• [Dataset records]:

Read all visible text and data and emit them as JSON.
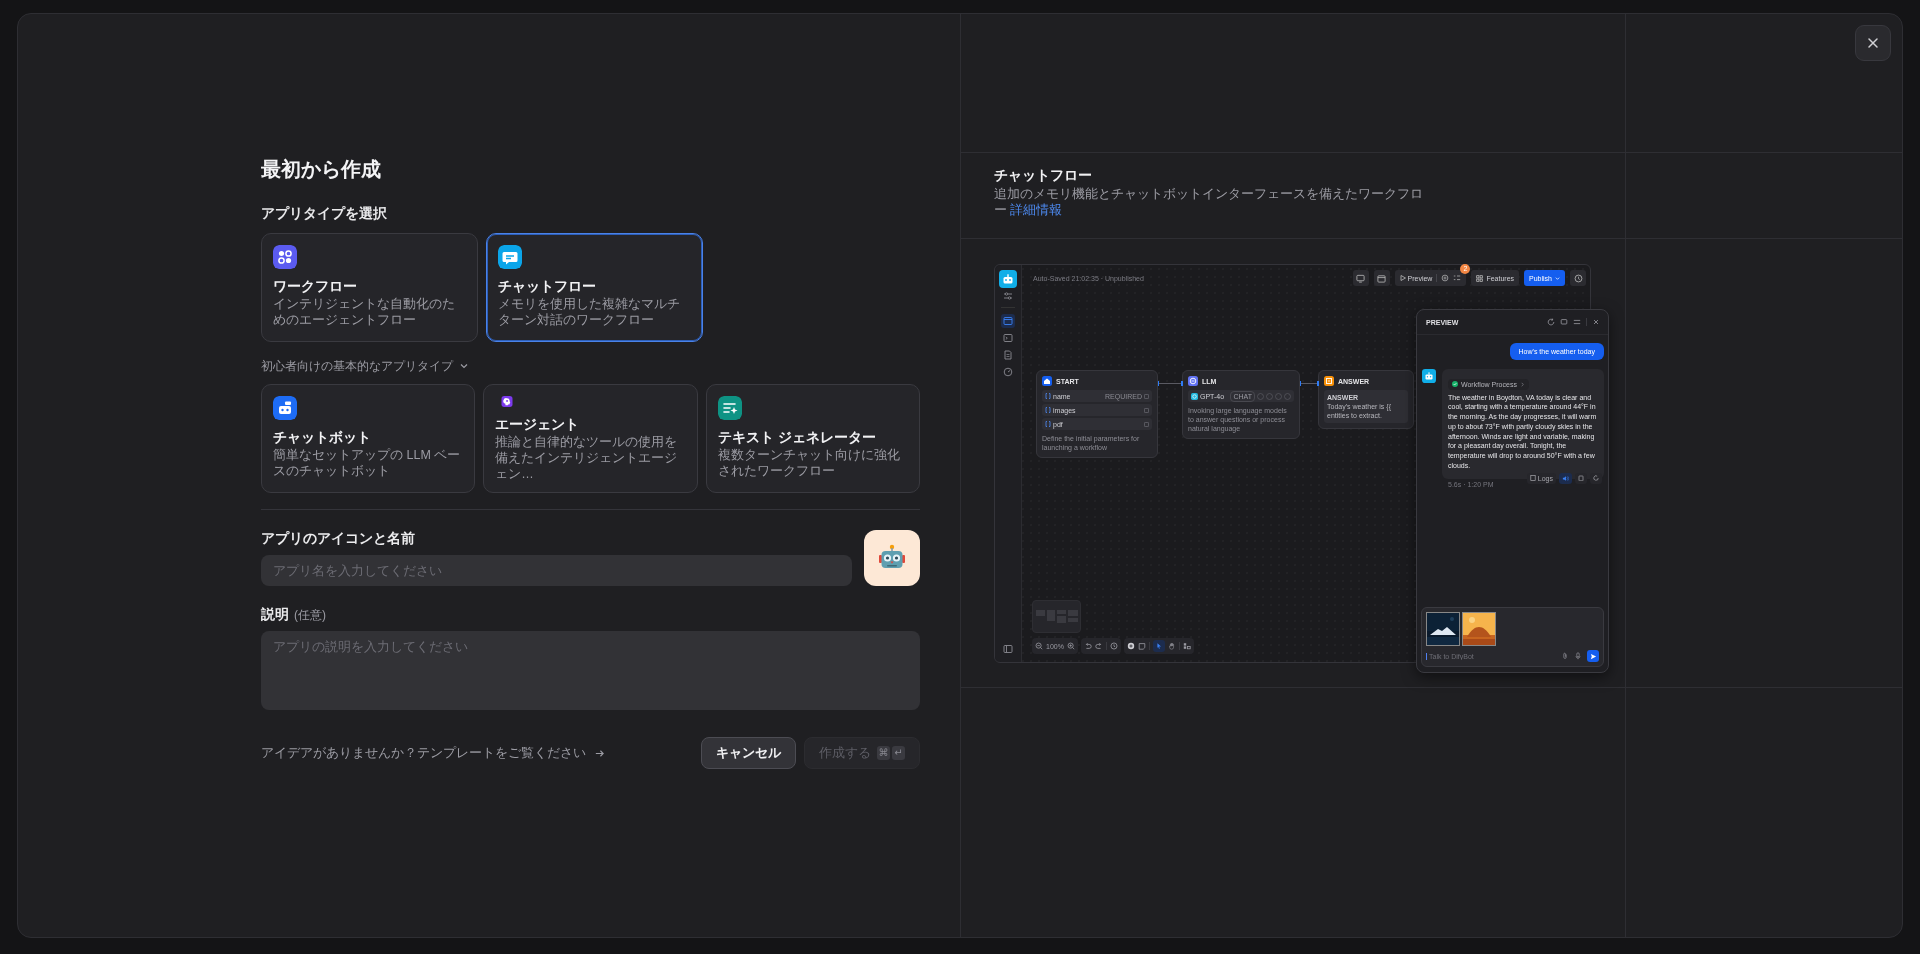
{
  "title": "最初から作成",
  "app_types": {
    "heading": "アプリタイプを選択",
    "items": [
      {
        "kind": "workflow",
        "name": "ワークフロー",
        "description": "インテリジェントな自動化のためのエージェントフロー",
        "selected": false
      },
      {
        "kind": "chatflow",
        "name": "チャットフロー",
        "description": "メモリを使用した複雑なマルチターン対話のワークフロー",
        "selected": true
      }
    ]
  },
  "beginner_types": {
    "heading": "初心者向けの基本的なアプリタイプ",
    "expanded": true,
    "items": [
      {
        "kind": "chatbot",
        "name": "チャットボット",
        "description": "簡単なセットアップの LLM ベースのチャットボット",
        "selected": false
      },
      {
        "kind": "agent",
        "name": "エージェント",
        "description": "推論と自律的なツールの使用を備えたインテリジェントエージェン…",
        "selected": false
      },
      {
        "kind": "text_generator",
        "name": "テキスト ジェネレーター",
        "description": "複数ターンチャット向けに強化されたワークフロー",
        "selected": false
      }
    ]
  },
  "name_field": {
    "label": "アプリのアイコンと名前",
    "placeholder": "アプリ名を入力してください"
  },
  "description_field": {
    "label": "説明",
    "hint": "(任意)",
    "placeholder": "アプリの説明を入力してください"
  },
  "footer": {
    "template_link": "アイデアがありませんか？テンプレートをご覧ください",
    "cancel": "キャンセル",
    "create": {
      "label": "作成する",
      "disabled": true,
      "keys": [
        "⌘",
        "↵"
      ]
    }
  },
  "info": {
    "title": "チャットフロー",
    "description": "追加のメモリ機能とチャットボットインターフェースを備えたワークフロー",
    "link": "詳細情報"
  },
  "preview": {
    "status": "Auto-Saved 21:02:35 · Unpublished",
    "sidebar": [
      {
        "selected": true
      },
      {
        "selected": false
      },
      {
        "selected": false
      },
      {
        "selected": false
      }
    ],
    "toolbar": {
      "preview": "Preview",
      "badge": "2",
      "features": "Features",
      "publish": "Publish"
    },
    "nodes": [
      {
        "kind": "start",
        "title": "START",
        "variables": [
          {
            "name": "name",
            "tag": "REQUIRED"
          },
          {
            "name": "images"
          },
          {
            "name": "pdf"
          }
        ],
        "description": "Define the initial parameters for launching a workflow"
      },
      {
        "kind": "llm",
        "title": "LLM",
        "model": "GPT-4o",
        "mode": "CHAT",
        "description": "Invoking large language models to answer questions or process natural language"
      },
      {
        "kind": "answer",
        "title": "ANSWER",
        "label": "ANSWER",
        "lines": [
          "Today's weather is {{",
          "entities to extract."
        ]
      }
    ],
    "zoom": "100%",
    "chat": {
      "title": "PREVIEW",
      "user_message": "How's the weather today",
      "process": "Workflow Process",
      "process_done": true,
      "answer": "The weather in Boydton, VA today is clear and cool, starting with a temperature around 44°F in the morning. As the day progresses, it will warm up to about 73°F with partly cloudy skies in the afternoon. Winds are light and variable, making for a pleasant day overall. Tonight, the temperature will drop to around 50°F with a few clouds.",
      "logs": "Logs",
      "meta": "5.6s · 1:20 PM",
      "input_placeholder": "Talk to DifyBot"
    }
  }
}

• [Your task]:
Every line of the data above should be quoted exactly. Omit the pictures.

• [Solution to this problem]:
Read all visible text and data and emit them as JSON.
{
  "title": "最初から作成",
  "app_types": {
    "heading": "アプリタイプを選択",
    "items": [
      {
        "kind": "workflow",
        "name": "ワークフロー",
        "description": "インテリジェントな自動化のためのエージェントフロー",
        "selected": false
      },
      {
        "kind": "chatflow",
        "name": "チャットフロー",
        "description": "メモリを使用した複雑なマルチターン対話のワークフロー",
        "selected": true
      }
    ]
  },
  "beginner_types": {
    "heading": "初心者向けの基本的なアプリタイプ",
    "expanded": true,
    "items": [
      {
        "kind": "chatbot",
        "name": "チャットボット",
        "description": "簡単なセットアップの LLM ベースのチャットボット",
        "selected": false
      },
      {
        "kind": "agent",
        "name": "エージェント",
        "description": "推論と自律的なツールの使用を備えたインテリジェントエージェン…",
        "selected": false
      },
      {
        "kind": "text_generator",
        "name": "テキスト ジェネレーター",
        "description": "複数ターンチャット向けに強化されたワークフロー",
        "selected": false
      }
    ]
  },
  "name_field": {
    "label": "アプリのアイコンと名前",
    "placeholder": "アプリ名を入力してください"
  },
  "description_field": {
    "label": "説明",
    "hint": "(任意)",
    "placeholder": "アプリの説明を入力してください"
  },
  "footer": {
    "template_link": "アイデアがありませんか？テンプレートをご覧ください",
    "cancel": "キャンセル",
    "create": {
      "label": "作成する",
      "disabled": true,
      "keys": [
        "⌘",
        "↵"
      ]
    }
  },
  "info": {
    "title": "チャットフロー",
    "description": "追加のメモリ機能とチャットボットインターフェースを備えたワークフロー",
    "link": "詳細情報"
  },
  "preview": {
    "status": "Auto-Saved 21:02:35 · Unpublished",
    "sidebar": [
      {
        "selected": true
      },
      {
        "selected": false
      },
      {
        "selected": false
      },
      {
        "selected": false
      }
    ],
    "toolbar": {
      "preview": "Preview",
      "badge": "2",
      "features": "Features",
      "publish": "Publish"
    },
    "nodes": [
      {
        "kind": "start",
        "title": "START",
        "variables": [
          {
            "name": "name",
            "tag": "REQUIRED"
          },
          {
            "name": "images"
          },
          {
            "name": "pdf"
          }
        ],
        "description": "Define the initial parameters for launching a workflow"
      },
      {
        "kind": "llm",
        "title": "LLM",
        "model": "GPT-4o",
        "mode": "CHAT",
        "description": "Invoking large language models to answer questions or process natural language"
      },
      {
        "kind": "answer",
        "title": "ANSWER",
        "label": "ANSWER",
        "lines": [
          "Today's weather is {{",
          "entities to extract."
        ]
      }
    ],
    "zoom": "100%",
    "chat": {
      "title": "PREVIEW",
      "user_message": "How's the weather today",
      "process": "Workflow Process",
      "process_done": true,
      "answer": "The weather in Boydton, VA today is clear and cool, starting with a temperature around 44°F in the morning. As the day progresses, it will warm up to about 73°F with partly cloudy skies in the afternoon. Winds are light and variable, making for a pleasant day overall. Tonight, the temperature will drop to around 50°F with a few clouds.",
      "logs": "Logs",
      "meta": "5.6s · 1:20 PM",
      "input_placeholder": "Talk to DifyBot"
    }
  }
}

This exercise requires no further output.